_Task statement_
Could you reproduce every one of the rows below verbatim, line for line?

_Stored rows_

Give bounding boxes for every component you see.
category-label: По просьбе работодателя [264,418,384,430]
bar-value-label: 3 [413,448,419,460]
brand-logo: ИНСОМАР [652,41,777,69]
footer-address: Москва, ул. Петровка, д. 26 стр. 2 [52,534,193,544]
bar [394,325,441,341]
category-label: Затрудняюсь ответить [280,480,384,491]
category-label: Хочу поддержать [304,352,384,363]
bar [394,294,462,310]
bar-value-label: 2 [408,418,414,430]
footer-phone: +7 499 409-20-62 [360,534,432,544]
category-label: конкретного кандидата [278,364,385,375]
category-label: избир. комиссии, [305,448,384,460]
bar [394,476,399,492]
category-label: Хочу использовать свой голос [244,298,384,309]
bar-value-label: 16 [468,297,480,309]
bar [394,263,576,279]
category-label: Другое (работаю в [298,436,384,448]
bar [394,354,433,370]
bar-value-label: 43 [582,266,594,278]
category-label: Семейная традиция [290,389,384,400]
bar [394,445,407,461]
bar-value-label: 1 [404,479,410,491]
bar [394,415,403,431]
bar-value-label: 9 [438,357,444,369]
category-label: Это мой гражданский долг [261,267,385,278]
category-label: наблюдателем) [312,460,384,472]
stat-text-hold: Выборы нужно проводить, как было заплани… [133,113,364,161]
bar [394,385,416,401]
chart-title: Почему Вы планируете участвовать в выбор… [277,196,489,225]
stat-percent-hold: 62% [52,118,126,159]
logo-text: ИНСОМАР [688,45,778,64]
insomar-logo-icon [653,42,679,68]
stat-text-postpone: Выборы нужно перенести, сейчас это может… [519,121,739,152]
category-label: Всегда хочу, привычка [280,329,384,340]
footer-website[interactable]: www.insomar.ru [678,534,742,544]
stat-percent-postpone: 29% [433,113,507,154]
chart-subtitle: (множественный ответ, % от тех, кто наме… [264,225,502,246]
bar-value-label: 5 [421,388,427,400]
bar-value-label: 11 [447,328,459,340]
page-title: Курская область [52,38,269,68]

_The solution_
Give bounding boxes for every component you see.
category-label: По просьбе работодателя [264,418,384,430]
bar-value-label: 3 [413,448,419,460]
brand-logo: ИНСОМАР [652,41,777,69]
footer-address: Москва, ул. Петровка, д. 26 стр. 2 [52,534,193,544]
bar [394,325,441,341]
category-label: Затрудняюсь ответить [280,480,384,491]
category-label: Хочу поддержать [304,352,384,363]
bar [394,294,462,310]
bar-value-label: 2 [408,418,414,430]
footer-phone: +7 499 409-20-62 [360,534,432,544]
category-label: конкретного кандидата [278,364,385,375]
category-label: избир. комиссии, [305,448,384,460]
bar [394,476,399,492]
category-label: Хочу использовать свой голос [244,298,384,309]
bar-value-label: 16 [468,297,480,309]
bar [394,263,576,279]
category-label: Другое (работаю в [298,436,384,448]
bar [394,354,433,370]
bar-value-label: 43 [582,266,594,278]
category-label: Семейная традиция [290,389,384,400]
bar [394,445,407,461]
bar-value-label: 1 [404,479,410,491]
bar [394,415,403,431]
bar-value-label: 9 [438,357,444,369]
category-label: Это мой гражданский долг [261,267,385,278]
category-label: наблюдателем) [312,460,384,472]
stat-text-hold: Выборы нужно проводить, как было заплани… [133,113,364,161]
bar [394,385,416,401]
chart-title: Почему Вы планируете участвовать в выбор… [277,196,489,225]
stat-percent-hold: 62% [52,118,126,159]
logo-text: ИНСОМАР [688,45,778,64]
insomar-logo-icon [653,42,679,68]
stat-text-postpone: Выборы нужно перенести, сейчас это может… [519,121,739,152]
category-label: Всегда хочу, привычка [280,329,384,340]
footer-website[interactable]: www.insomar.ru [678,534,742,544]
stat-percent-postpone: 29% [433,113,507,154]
chart-subtitle: (множественный ответ, % от тех, кто наме… [264,225,502,246]
bar-value-label: 5 [421,388,427,400]
bar-value-label: 11 [447,328,459,340]
page-title: Курская область [52,38,269,68]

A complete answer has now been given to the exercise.